-- BEGIN --
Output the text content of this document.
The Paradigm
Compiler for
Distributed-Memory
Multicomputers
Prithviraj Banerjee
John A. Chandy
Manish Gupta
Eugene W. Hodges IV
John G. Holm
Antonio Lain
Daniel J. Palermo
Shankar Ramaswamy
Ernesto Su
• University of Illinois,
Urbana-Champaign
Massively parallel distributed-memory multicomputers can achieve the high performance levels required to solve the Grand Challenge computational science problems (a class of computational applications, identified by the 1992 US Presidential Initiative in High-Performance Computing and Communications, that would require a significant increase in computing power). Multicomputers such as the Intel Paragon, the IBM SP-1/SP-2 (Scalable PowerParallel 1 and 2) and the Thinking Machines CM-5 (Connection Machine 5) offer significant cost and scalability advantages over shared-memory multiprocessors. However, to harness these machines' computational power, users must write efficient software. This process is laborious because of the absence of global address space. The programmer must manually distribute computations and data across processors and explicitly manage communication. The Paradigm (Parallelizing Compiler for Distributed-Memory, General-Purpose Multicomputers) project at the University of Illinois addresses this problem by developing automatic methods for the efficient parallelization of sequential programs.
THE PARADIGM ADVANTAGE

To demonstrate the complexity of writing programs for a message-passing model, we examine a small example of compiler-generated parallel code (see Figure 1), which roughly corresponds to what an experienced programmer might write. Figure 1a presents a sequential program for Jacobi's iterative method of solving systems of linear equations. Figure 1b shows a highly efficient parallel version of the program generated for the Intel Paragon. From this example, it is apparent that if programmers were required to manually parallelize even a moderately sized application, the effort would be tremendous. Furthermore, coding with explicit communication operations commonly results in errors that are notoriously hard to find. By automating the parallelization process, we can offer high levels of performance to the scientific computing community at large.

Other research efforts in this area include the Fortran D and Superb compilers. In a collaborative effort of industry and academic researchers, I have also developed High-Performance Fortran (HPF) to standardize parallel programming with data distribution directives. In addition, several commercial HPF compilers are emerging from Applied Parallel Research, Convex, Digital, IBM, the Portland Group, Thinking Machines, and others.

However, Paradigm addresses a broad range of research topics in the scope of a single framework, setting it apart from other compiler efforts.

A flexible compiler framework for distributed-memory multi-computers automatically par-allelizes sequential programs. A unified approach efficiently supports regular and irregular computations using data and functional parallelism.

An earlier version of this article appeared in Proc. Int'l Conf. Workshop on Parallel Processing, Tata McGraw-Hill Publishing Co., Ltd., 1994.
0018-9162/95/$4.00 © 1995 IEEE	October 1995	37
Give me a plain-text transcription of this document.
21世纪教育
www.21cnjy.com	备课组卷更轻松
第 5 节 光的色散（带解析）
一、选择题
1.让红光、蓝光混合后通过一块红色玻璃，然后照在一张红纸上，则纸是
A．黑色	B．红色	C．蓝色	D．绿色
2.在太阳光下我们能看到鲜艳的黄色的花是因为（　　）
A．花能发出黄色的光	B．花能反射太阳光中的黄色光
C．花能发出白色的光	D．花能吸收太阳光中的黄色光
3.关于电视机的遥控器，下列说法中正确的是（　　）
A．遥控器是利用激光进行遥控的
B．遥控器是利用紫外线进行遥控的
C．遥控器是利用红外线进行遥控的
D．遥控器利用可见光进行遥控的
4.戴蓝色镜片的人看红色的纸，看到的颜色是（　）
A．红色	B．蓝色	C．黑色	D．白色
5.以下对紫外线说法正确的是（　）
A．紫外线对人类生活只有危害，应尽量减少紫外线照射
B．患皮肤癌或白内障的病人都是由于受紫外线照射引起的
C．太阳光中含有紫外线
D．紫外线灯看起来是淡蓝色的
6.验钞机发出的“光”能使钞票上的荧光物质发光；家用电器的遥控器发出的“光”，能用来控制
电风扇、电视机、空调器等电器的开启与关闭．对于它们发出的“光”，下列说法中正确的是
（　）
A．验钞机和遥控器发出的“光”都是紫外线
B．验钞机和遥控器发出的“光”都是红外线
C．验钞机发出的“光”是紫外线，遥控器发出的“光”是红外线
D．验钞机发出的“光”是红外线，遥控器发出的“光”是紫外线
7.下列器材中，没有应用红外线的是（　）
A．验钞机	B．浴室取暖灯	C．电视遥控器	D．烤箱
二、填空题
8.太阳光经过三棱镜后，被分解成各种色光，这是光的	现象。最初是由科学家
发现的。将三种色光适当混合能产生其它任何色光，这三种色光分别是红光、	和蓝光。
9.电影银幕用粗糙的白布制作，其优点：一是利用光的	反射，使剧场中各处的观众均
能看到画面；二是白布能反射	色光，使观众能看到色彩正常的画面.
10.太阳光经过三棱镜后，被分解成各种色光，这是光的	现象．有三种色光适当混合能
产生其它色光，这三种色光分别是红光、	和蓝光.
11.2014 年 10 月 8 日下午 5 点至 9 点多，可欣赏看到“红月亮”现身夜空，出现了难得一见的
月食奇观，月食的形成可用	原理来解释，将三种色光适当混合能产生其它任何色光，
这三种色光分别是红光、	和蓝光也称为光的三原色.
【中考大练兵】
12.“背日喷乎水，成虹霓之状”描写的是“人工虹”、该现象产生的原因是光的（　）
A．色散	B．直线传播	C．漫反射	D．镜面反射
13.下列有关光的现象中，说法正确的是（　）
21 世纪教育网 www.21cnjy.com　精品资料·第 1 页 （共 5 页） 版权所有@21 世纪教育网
-- END --
__CHALLENGE__.
From the listing above, return each line with the word "Machines".

__OUTPUT OF THE EXERCISE__.
Massively parallel distributed-memory multicomputers can achieve the high performance levels required to solve the Grand Challenge computational science problems (a class of computational applications, identified by the 1992 US Presidential Initiative in High-Performance Computing and Communications, that would require a significant increase in computing power). Multicomputers such as the Intel Paragon, the IBM SP-1/SP-2 (Scalable PowerParallel 1 and 2) and the Thinking Machines CM-5 (Connection Machine 5) offer significant cost and scalability advantages over shared-memory multiprocessors. However, to harness these machines' computational power, users must write efficient software. This process is laborious because of the absence of global address space. The programmer must manually distribute computations and data across processors and explicitly manage communication. The Paradigm (Parallelizing Compiler for Distributed-Memory, General-Purpose Multicomputers) project at the University of Illinois addresses this problem by developing automatic methods for the efficient parallelization of sequential programs.
Other research efforts in this area include the Fortran D and Superb compilers. In a collaborative effort of industry and academic researchers, I have also developed High-Performance Fortran (HPF) to standardize parallel programming with data distribution directives. In addition, several commercial HPF compilers are emerging from Applied Parallel Research, Convex, Digital, IBM, the Portland Group, Thinking Machines, and others.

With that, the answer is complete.